[Data excerpts]
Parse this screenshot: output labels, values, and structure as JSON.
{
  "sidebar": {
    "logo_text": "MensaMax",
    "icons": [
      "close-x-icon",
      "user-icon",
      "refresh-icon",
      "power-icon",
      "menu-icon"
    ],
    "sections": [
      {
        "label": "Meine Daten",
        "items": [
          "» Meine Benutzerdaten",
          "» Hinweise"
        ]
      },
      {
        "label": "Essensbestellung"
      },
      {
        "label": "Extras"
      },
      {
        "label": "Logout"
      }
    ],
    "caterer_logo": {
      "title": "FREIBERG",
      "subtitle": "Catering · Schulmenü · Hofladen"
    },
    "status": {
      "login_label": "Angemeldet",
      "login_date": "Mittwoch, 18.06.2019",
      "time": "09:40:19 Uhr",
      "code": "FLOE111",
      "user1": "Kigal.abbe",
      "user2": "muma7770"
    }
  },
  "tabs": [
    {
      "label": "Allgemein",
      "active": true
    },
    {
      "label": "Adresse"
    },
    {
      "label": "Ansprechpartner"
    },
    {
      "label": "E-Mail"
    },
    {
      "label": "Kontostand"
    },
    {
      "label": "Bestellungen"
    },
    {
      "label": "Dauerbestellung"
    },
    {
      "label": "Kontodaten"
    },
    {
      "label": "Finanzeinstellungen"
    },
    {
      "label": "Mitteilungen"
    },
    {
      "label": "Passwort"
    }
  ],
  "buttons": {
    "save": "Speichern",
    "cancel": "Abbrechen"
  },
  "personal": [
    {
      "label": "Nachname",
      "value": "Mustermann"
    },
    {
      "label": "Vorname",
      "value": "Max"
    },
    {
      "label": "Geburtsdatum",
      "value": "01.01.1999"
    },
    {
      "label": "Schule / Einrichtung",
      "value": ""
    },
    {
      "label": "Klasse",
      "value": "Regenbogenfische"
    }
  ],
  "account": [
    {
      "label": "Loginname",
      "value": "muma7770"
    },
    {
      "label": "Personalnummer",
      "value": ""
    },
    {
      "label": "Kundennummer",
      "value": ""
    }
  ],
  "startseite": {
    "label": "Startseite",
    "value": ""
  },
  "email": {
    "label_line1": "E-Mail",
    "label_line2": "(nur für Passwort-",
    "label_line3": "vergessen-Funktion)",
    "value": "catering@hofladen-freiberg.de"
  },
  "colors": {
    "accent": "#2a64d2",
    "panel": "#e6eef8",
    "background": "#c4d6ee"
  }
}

*What the task requires*. Extract each line from the listing above, please, and repeat it exactly.

*Written reply*.
Parse this screenshot: output labels, values, and structure as JSON.
{
  "sidebar": {
    "logo_text": "MensaMax",
    "icons": [
      "close-x-icon",
      "user-icon",
      "refresh-icon",
      "power-icon",
      "menu-icon"
    ],
    "sections": [
      {
        "label": "Meine Daten",
        "items": [
          "» Meine Benutzerdaten",
          "» Hinweise"
        ]
      },
      {
        "label": "Essensbestellung"
      },
      {
        "label": "Extras"
      },
      {
        "label": "Logout"
      }
    ],
    "caterer_logo": {
      "title": "FREIBERG",
      "subtitle": "Catering · Schulmenü · Hofladen"
    },
    "status": {
      "login_label": "Angemeldet",
      "login_date": "Mittwoch, 18.06.2019",
      "time": "09:40:19 Uhr",
      "code": "FLOE111",
      "user1": "Kigal.abbe",
      "user2": "muma7770"
    }
  },
  "tabs": [
    {
      "label": "Allgemein",
      "active": true
    },
    {
      "label": "Adresse"
    },
    {
      "label": "Ansprechpartner"
    },
    {
      "label": "E-Mail"
    },
    {
      "label": "Kontostand"
    },
    {
      "label": "Bestellungen"
    },
    {
      "label": "Dauerbestellung"
    },
    {
      "label": "Kontodaten"
    },
    {
      "label": "Finanzeinstellungen"
    },
    {
      "label": "Mitteilungen"
    },
    {
      "label": "Passwort"
    }
  ],
  "buttons": {
    "save": "Speichern",
    "cancel": "Abbrechen"
  },
  "personal": [
    {
      "label": "Nachname",
      "value": "Mustermann"
    },
    {
      "label": "Vorname",
      "value": "Max"
    },
    {
      "label": "Geburtsdatum",
      "value": "01.01.1999"
    },
    {
      "label": "Schule / Einrichtung",
      "value": ""
    },
    {
      "label": "Klasse",
      "value": "Regenbogenfische"
    }
  ],
  "account": [
    {
      "label": "Loginname",
      "value": "muma7770"
    },
    {
      "label": "Personalnummer",
      "value": ""
    },
    {
      "label": "Kundennummer",
      "value": ""
    }
  ],
  "startseite": {
    "label": "Startseite",
    "value": ""
  },
  "email": {
    "label_line1": "E-Mail",
    "label_line2": "(nur für Passwort-",
    "label_line3": "vergessen-Funktion)",
    "value": "catering@hofladen-freiberg.de"
  },
  "colors": {
    "accent": "#2a64d2",
    "panel": "#e6eef8",
    "background": "#c4d6ee"
  }
}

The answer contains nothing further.